__Exercise material__
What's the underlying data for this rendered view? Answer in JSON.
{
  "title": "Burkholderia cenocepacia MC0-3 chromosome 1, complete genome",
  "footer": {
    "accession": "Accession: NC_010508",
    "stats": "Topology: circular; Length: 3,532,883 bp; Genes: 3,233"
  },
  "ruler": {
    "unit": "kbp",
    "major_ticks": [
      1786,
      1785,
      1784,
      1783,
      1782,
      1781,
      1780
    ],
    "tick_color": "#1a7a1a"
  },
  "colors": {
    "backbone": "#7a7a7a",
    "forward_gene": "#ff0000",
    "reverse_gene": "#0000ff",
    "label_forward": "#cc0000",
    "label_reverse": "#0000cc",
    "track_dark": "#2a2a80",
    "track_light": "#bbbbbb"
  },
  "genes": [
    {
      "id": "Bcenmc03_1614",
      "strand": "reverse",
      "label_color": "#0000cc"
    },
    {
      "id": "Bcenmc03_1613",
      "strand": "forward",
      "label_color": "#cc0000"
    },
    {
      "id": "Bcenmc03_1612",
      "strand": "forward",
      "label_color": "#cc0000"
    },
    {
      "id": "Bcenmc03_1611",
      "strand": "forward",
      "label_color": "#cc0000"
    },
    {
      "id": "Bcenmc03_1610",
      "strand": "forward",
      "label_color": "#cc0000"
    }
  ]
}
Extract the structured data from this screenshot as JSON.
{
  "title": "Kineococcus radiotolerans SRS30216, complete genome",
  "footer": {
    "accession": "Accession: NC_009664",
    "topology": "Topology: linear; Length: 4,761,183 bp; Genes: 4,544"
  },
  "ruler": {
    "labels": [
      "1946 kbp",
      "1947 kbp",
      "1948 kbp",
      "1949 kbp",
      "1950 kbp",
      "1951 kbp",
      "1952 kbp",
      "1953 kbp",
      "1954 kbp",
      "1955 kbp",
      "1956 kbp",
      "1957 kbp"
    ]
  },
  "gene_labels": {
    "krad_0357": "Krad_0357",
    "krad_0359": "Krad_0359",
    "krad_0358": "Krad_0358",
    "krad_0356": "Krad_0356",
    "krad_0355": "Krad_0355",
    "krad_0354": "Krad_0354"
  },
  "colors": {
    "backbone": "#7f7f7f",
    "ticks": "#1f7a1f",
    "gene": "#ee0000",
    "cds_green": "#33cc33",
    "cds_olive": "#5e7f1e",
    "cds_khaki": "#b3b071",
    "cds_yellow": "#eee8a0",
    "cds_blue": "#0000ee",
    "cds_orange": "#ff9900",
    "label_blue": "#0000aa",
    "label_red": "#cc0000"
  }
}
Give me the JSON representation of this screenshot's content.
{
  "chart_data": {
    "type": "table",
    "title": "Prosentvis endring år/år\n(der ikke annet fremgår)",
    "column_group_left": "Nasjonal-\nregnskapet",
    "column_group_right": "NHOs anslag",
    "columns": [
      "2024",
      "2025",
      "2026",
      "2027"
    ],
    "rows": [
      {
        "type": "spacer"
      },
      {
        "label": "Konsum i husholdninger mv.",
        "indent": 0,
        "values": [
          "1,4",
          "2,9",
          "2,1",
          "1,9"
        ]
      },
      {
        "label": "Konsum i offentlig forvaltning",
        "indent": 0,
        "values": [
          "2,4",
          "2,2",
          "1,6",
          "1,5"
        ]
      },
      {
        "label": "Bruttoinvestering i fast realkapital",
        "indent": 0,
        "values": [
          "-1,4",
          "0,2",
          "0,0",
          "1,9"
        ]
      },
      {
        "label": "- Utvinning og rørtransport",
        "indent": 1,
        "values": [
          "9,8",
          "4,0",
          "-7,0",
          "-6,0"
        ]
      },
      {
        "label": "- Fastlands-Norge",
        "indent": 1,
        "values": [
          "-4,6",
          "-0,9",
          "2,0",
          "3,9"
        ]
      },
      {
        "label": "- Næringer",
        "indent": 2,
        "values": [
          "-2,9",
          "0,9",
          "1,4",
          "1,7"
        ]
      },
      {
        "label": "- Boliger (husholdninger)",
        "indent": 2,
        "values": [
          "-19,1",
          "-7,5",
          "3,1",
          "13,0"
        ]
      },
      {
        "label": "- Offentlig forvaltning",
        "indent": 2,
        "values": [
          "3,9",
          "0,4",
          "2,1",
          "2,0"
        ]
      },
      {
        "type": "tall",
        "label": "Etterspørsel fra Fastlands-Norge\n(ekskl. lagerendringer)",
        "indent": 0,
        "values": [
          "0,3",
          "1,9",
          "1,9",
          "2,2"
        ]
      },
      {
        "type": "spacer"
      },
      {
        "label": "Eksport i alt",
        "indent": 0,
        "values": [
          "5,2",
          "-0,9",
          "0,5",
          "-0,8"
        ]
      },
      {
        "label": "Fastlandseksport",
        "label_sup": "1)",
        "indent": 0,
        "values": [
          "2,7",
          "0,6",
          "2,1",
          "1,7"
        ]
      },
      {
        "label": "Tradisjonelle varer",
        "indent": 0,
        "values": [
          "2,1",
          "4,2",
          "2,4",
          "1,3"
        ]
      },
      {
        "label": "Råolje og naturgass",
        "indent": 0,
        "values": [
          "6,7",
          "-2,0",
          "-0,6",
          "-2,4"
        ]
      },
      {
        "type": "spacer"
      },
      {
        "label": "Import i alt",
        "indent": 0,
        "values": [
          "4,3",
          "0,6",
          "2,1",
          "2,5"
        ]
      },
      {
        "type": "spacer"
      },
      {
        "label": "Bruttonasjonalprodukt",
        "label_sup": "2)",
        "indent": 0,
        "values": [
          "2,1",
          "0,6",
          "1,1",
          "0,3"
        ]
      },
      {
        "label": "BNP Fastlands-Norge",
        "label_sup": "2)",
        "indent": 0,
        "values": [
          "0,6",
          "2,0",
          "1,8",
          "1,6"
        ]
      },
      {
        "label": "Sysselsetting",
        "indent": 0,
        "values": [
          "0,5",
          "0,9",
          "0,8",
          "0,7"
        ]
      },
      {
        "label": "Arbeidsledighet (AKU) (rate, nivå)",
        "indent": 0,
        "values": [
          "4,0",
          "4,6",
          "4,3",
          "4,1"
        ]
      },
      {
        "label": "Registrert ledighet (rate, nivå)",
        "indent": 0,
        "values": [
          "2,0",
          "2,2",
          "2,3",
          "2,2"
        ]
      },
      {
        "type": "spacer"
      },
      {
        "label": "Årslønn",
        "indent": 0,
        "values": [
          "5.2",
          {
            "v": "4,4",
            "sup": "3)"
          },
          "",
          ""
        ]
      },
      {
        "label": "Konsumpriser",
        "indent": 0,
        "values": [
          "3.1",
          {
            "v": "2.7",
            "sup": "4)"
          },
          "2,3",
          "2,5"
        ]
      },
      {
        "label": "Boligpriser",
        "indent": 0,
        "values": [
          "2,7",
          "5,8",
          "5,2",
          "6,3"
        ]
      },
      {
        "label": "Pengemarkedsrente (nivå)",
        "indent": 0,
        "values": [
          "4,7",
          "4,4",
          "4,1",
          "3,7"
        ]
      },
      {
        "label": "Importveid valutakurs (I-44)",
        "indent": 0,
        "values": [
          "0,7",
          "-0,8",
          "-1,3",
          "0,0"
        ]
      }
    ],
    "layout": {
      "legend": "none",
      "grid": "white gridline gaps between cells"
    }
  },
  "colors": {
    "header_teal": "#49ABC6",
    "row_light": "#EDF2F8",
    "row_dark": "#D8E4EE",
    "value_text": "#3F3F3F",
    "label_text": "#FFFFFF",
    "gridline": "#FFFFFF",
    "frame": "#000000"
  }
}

__Assignment__
This calls for an exact transcription of every entry above.

__Task response__
What's the underlying data for this rendered view? Answer in JSON.
{
  "title": "Burkholderia cenocepacia MC0-3 chromosome 1, complete genome",
  "footer": {
    "accession": "Accession: NC_010508",
    "stats": "Topology: circular; Length: 3,532,883 bp; Genes: 3,233"
  },
  "ruler": {
    "unit": "kbp",
    "major_ticks": [
      1786,
      1785,
      1784,
      1783,
      1782,
      1781,
      1780
    ],
    "tick_color": "#1a7a1a"
  },
  "colors": {
    "backbone": "#7a7a7a",
    "forward_gene": "#ff0000",
    "reverse_gene": "#0000ff",
    "label_forward": "#cc0000",
    "label_reverse": "#0000cc",
    "track_dark": "#2a2a80",
    "track_light": "#bbbbbb"
  },
  "genes": [
    {
      "id": "Bcenmc03_1614",
      "strand": "reverse",
      "label_color": "#0000cc"
    },
    {
      "id": "Bcenmc03_1613",
      "strand": "forward",
      "label_color": "#cc0000"
    },
    {
      "id": "Bcenmc03_1612",
      "strand": "forward",
      "label_color": "#cc0000"
    },
    {
      "id": "Bcenmc03_1611",
      "strand": "forward",
      "label_color": "#cc0000"
    },
    {
      "id": "Bcenmc03_1610",
      "strand": "forward",
      "label_color": "#cc0000"
    }
  ]
}
Extract the structured data from this screenshot as JSON.
{
  "title": "Kineococcus radiotolerans SRS30216, complete genome",
  "footer": {
    "accession": "Accession: NC_009664",
    "topology": "Topology: linear; Length: 4,761,183 bp; Genes: 4,544"
  },
  "ruler": {
    "labels": [
      "1946 kbp",
      "1947 kbp",
      "1948 kbp",
      "1949 kbp",
      "1950 kbp",
      "1951 kbp",
      "1952 kbp",
      "1953 kbp",
      "1954 kbp",
      "1955 kbp",
      "1956 kbp",
      "1957 kbp"
    ]
  },
  "gene_labels": {
    "krad_0357": "Krad_0357",
    "krad_0359": "Krad_0359",
    "krad_0358": "Krad_0358",
    "krad_0356": "Krad_0356",
    "krad_0355": "Krad_0355",
    "krad_0354": "Krad_0354"
  },
  "colors": {
    "backbone": "#7f7f7f",
    "ticks": "#1f7a1f",
    "gene": "#ee0000",
    "cds_green": "#33cc33",
    "cds_olive": "#5e7f1e",
    "cds_khaki": "#b3b071",
    "cds_yellow": "#eee8a0",
    "cds_blue": "#0000ee",
    "cds_orange": "#ff9900",
    "label_blue": "#0000aa",
    "label_red": "#cc0000"
  }
}
Give me the JSON representation of this screenshot's content.
{
  "chart_data": {
    "type": "table",
    "title": "Prosentvis endring år/år\n(der ikke annet fremgår)",
    "column_group_left": "Nasjonal-\nregnskapet",
    "column_group_right": "NHOs anslag",
    "columns": [
      "2024",
      "2025",
      "2026",
      "2027"
    ],
    "rows": [
      {
        "type": "spacer"
      },
      {
        "label": "Konsum i husholdninger mv.",
        "indent": 0,
        "values": [
          "1,4",
          "2,9",
          "2,1",
          "1,9"
        ]
      },
      {
        "label": "Konsum i offentlig forvaltning",
        "indent": 0,
        "values": [
          "2,4",
          "2,2",
          "1,6",
          "1,5"
        ]
      },
      {
        "label": "Bruttoinvestering i fast realkapital",
        "indent": 0,
        "values": [
          "-1,4",
          "0,2",
          "0,0",
          "1,9"
        ]
      },
      {
        "label": "- Utvinning og rørtransport",
        "indent": 1,
        "values": [
          "9,8",
          "4,0",
          "-7,0",
          "-6,0"
        ]
      },
      {
        "label": "- Fastlands-Norge",
        "indent": 1,
        "values": [
          "-4,6",
          "-0,9",
          "2,0",
          "3,9"
        ]
      },
      {
        "label": "- Næringer",
        "indent": 2,
        "values": [
          "-2,9",
          "0,9",
          "1,4",
          "1,7"
        ]
      },
      {
        "label": "- Boliger (husholdninger)",
        "indent": 2,
        "values": [
          "-19,1",
          "-7,5",
          "3,1",
          "13,0"
        ]
      },
      {
        "label": "- Offentlig forvaltning",
        "indent": 2,
        "values": [
          "3,9",
          "0,4",
          "2,1",
          "2,0"
        ]
      },
      {
        "type": "tall",
        "label": "Etterspørsel fra Fastlands-Norge\n(ekskl. lagerendringer)",
        "indent": 0,
        "values": [
          "0,3",
          "1,9",
          "1,9",
          "2,2"
        ]
      },
      {
        "type": "spacer"
      },
      {
        "label": "Eksport i alt",
        "indent": 0,
        "values": [
          "5,2",
          "-0,9",
          "0,5",
          "-0,8"
        ]
      },
      {
        "label": "Fastlandseksport",
        "label_sup": "1)",
        "indent": 0,
        "values": [
          "2,7",
          "0,6",
          "2,1",
          "1,7"
        ]
      },
      {
        "label": "Tradisjonelle varer",
        "indent": 0,
        "values": [
          "2,1",
          "4,2",
          "2,4",
          "1,3"
        ]
      },
      {
        "label": "Råolje og naturgass",
        "indent": 0,
        "values": [
          "6,7",
          "-2,0",
          "-0,6",
          "-2,4"
        ]
      },
      {
        "type": "spacer"
      },
      {
        "label": "Import i alt",
        "indent": 0,
        "values": [
          "4,3",
          "0,6",
          "2,1",
          "2,5"
        ]
      },
      {
        "type": "spacer"
      },
      {
        "label": "Bruttonasjonalprodukt",
        "label_sup": "2)",
        "indent": 0,
        "values": [
          "2,1",
          "0,6",
          "1,1",
          "0,3"
        ]
      },
      {
        "label": "BNP Fastlands-Norge",
        "label_sup": "2)",
        "indent": 0,
        "values": [
          "0,6",
          "2,0",
          "1,8",
          "1,6"
        ]
      },
      {
        "label": "Sysselsetting",
        "indent": 0,
        "values": [
          "0,5",
          "0,9",
          "0,8",
          "0,7"
        ]
      },
      {
        "label": "Arbeidsledighet (AKU) (rate, nivå)",
        "indent": 0,
        "values": [
          "4,0",
          "4,6",
          "4,3",
          "4,1"
        ]
      },
      {
        "label": "Registrert ledighet (rate, nivå)",
        "indent": 0,
        "values": [
          "2,0",
          "2,2",
          "2,3",
          "2,2"
        ]
      },
      {
        "type": "spacer"
      },
      {
        "label": "Årslønn",
        "indent": 0,
        "values": [
          "5.2",
          {
            "v": "4,4",
            "sup": "3)"
          },
          "",
          ""
        ]
      },
      {
        "label": "Konsumpriser",
        "indent": 0,
        "values": [
          "3.1",
          {
            "v": "2.7",
            "sup": "4)"
          },
          "2,3",
          "2,5"
        ]
      },
      {
        "label": "Boligpriser",
        "indent": 0,
        "values": [
          "2,7",
          "5,8",
          "5,2",
          "6,3"
        ]
      },
      {
        "label": "Pengemarkedsrente (nivå)",
        "indent": 0,
        "values": [
          "4,7",
          "4,4",
          "4,1",
          "3,7"
        ]
      },
      {
        "label": "Importveid valutakurs (I-44)",
        "indent": 0,
        "values": [
          "0,7",
          "-0,8",
          "-1,3",
          "0,0"
        ]
      }
    ],
    "layout": {
      "legend": "none",
      "grid": "white gridline gaps between cells"
    }
  },
  "colors": {
    "header_teal": "#49ABC6",
    "row_light": "#EDF2F8",
    "row_dark": "#D8E4EE",
    "value_text": "#3F3F3F",
    "label_text": "#FFFFFF",
    "gridline": "#FFFFFF",
    "frame": "#000000"
  }
}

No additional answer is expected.